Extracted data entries

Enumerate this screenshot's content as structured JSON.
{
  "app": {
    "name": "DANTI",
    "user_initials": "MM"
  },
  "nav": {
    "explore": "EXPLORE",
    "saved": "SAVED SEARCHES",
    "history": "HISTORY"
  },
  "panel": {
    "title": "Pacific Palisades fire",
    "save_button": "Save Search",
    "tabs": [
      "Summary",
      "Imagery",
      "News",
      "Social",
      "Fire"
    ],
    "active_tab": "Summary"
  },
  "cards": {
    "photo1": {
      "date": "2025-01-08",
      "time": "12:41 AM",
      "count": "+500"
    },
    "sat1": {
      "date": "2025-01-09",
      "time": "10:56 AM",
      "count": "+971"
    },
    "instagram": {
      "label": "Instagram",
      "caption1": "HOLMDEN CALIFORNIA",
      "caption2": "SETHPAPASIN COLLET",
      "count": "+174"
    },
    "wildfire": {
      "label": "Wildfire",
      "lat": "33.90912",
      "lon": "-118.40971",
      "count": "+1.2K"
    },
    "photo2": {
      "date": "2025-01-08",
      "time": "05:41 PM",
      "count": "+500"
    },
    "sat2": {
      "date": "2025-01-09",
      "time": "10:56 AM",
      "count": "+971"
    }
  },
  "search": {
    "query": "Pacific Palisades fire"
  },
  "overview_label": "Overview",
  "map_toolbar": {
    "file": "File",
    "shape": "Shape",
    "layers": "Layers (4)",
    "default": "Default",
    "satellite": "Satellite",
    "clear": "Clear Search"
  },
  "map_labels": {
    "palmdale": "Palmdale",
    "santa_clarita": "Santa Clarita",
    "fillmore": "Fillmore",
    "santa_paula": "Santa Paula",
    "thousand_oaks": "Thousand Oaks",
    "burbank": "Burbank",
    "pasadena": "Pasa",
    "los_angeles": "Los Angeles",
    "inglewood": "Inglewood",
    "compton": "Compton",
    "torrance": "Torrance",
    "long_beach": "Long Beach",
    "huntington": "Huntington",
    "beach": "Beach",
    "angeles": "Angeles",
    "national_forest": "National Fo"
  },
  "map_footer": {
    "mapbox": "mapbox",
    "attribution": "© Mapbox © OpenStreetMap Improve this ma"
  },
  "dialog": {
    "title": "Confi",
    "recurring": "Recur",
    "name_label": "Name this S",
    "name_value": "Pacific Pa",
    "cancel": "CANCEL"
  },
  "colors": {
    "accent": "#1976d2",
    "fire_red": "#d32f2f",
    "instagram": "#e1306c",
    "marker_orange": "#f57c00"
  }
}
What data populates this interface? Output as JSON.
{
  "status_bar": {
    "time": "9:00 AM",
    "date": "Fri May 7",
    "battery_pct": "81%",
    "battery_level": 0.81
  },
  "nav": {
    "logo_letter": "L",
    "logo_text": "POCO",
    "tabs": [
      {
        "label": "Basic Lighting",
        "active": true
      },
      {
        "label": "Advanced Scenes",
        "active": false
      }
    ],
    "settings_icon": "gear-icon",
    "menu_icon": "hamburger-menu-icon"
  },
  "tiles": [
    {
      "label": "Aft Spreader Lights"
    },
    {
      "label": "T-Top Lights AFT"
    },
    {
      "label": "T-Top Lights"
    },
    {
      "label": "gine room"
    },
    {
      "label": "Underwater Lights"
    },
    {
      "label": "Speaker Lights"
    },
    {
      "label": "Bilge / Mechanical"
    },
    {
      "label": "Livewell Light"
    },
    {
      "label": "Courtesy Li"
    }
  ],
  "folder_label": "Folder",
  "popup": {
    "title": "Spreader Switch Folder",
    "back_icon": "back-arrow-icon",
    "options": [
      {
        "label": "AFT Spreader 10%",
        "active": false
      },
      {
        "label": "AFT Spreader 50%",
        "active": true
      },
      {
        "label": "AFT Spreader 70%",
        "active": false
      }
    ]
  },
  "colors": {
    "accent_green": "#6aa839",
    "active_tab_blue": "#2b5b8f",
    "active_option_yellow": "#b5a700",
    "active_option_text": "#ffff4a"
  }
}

### REQUIRED TASK:
For each line of the listing that holds the word "icon", show that line.

### FINISHED ANSWER:
    "settings_icon": "gear-icon",
    "menu_icon": "hamburger-menu-icon"
    "back_icon": "back-arrow-icon",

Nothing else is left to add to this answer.